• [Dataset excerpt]
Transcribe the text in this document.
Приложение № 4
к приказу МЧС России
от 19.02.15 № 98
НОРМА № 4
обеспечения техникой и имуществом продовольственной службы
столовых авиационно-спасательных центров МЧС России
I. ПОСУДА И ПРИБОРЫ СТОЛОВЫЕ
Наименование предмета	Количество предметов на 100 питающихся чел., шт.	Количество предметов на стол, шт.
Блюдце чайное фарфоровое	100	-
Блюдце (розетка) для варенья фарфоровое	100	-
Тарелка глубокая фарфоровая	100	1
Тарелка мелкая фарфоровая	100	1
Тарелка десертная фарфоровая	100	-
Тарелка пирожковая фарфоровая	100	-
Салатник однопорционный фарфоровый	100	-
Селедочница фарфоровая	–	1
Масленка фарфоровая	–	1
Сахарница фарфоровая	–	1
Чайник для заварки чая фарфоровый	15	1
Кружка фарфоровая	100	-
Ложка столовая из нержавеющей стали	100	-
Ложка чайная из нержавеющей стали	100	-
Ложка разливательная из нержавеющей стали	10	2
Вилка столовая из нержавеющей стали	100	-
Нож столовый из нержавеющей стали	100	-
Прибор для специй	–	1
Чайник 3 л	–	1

• [WHAT TO PRODUCE] Working from the material above, retype it in its entirety without change.

• [SOLUTION TO THIS EXERCISE]
Transcribe the text in this document.
Приложение № 4
к приказу МЧС России
от 19.02.15 № 98
НОРМА № 4
обеспечения техникой и имуществом продовольственной службы
столовых авиационно-спасательных центров МЧС России
I. ПОСУДА И ПРИБОРЫ СТОЛОВЫЕ
Наименование предмета	Количество предметов на 100 питающихся чел., шт.	Количество предметов на стол, шт.
Блюдце чайное фарфоровое	100	-
Блюдце (розетка) для варенья фарфоровое	100	-
Тарелка глубокая фарфоровая	100	1
Тарелка мелкая фарфоровая	100	1
Тарелка десертная фарфоровая	100	-
Тарелка пирожковая фарфоровая	100	-
Салатник однопорционный фарфоровый	100	-
Селедочница фарфоровая	–	1
Масленка фарфоровая	–	1
Сахарница фарфоровая	–	1
Чайник для заварки чая фарфоровый	15	1
Кружка фарфоровая	100	-
Ложка столовая из нержавеющей стали	100	-
Ложка чайная из нержавеющей стали	100	-
Ложка разливательная из нержавеющей стали	10	2
Вилка столовая из нержавеющей стали	100	-
Нож столовый из нержавеющей стали	100	-
Прибор для специй	–	1
Чайник 3 л	–	1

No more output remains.